***** GIVEN RECORDS

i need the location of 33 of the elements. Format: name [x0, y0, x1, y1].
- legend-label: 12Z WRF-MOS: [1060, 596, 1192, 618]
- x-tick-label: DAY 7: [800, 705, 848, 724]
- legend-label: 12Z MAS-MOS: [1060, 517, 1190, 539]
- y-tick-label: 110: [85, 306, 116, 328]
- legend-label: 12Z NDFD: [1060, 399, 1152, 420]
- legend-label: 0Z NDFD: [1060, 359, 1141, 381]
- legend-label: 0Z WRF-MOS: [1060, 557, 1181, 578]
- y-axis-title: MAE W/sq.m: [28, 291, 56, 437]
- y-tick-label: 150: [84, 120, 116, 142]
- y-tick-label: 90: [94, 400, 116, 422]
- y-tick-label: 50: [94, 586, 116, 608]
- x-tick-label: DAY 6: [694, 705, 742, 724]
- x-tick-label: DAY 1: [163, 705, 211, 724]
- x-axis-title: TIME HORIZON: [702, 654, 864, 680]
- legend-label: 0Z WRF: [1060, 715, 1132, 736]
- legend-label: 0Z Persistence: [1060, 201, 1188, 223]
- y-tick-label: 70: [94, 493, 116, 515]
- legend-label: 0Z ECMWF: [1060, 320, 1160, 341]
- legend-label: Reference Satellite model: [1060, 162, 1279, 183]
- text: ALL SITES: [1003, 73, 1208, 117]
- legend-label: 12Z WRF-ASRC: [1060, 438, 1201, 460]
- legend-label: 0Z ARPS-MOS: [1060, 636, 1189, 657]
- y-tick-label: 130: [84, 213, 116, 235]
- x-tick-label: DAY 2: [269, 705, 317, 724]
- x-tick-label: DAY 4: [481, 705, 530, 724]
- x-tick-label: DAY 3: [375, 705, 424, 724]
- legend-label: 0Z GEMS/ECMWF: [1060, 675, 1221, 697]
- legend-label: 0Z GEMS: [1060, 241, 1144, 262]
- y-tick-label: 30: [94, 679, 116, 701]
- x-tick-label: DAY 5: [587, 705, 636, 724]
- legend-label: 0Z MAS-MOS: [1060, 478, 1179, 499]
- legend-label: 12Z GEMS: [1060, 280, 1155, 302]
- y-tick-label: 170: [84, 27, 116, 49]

**********

**WHAT IS NEEDED:** Copy all of the items above word for word.

**EXERCISE OUTPUT:**
i need the location of 33 of the elements. Format: name [x0, y0, x1, y1].
- legend-label: 12Z WRF-MOS: [1060, 596, 1192, 618]
- x-tick-label: DAY 7: [800, 705, 848, 724]
- legend-label: 12Z MAS-MOS: [1060, 517, 1190, 539]
- y-tick-label: 110: [85, 306, 116, 328]
- legend-label: 12Z NDFD: [1060, 399, 1152, 420]
- legend-label: 0Z NDFD: [1060, 359, 1141, 381]
- legend-label: 0Z WRF-MOS: [1060, 557, 1181, 578]
- y-axis-title: MAE W/sq.m: [28, 291, 56, 437]
- y-tick-label: 150: [84, 120, 116, 142]
- y-tick-label: 90: [94, 400, 116, 422]
- y-tick-label: 50: [94, 586, 116, 608]
- x-tick-label: DAY 6: [694, 705, 742, 724]
- x-tick-label: DAY 1: [163, 705, 211, 724]
- x-axis-title: TIME HORIZON: [702, 654, 864, 680]
- legend-label: 0Z WRF: [1060, 715, 1132, 736]
- legend-label: 0Z Persistence: [1060, 201, 1188, 223]
- y-tick-label: 70: [94, 493, 116, 515]
- legend-label: 0Z ECMWF: [1060, 320, 1160, 341]
- legend-label: Reference Satellite model: [1060, 162, 1279, 183]
- text: ALL SITES: [1003, 73, 1208, 117]
- legend-label: 12Z WRF-ASRC: [1060, 438, 1201, 460]
- legend-label: 0Z ARPS-MOS: [1060, 636, 1189, 657]
- y-tick-label: 130: [84, 213, 116, 235]
- x-tick-label: DAY 2: [269, 705, 317, 724]
- x-tick-label: DAY 4: [481, 705, 530, 724]
- x-tick-label: DAY 3: [375, 705, 424, 724]
- legend-label: 0Z GEMS/ECMWF: [1060, 675, 1221, 697]
- legend-label: 0Z GEMS: [1060, 241, 1144, 262]
- y-tick-label: 30: [94, 679, 116, 701]
- x-tick-label: DAY 5: [587, 705, 636, 724]
- legend-label: 0Z MAS-MOS: [1060, 478, 1179, 499]
- legend-label: 12Z GEMS: [1060, 280, 1155, 302]
- y-tick-label: 170: [84, 27, 116, 49]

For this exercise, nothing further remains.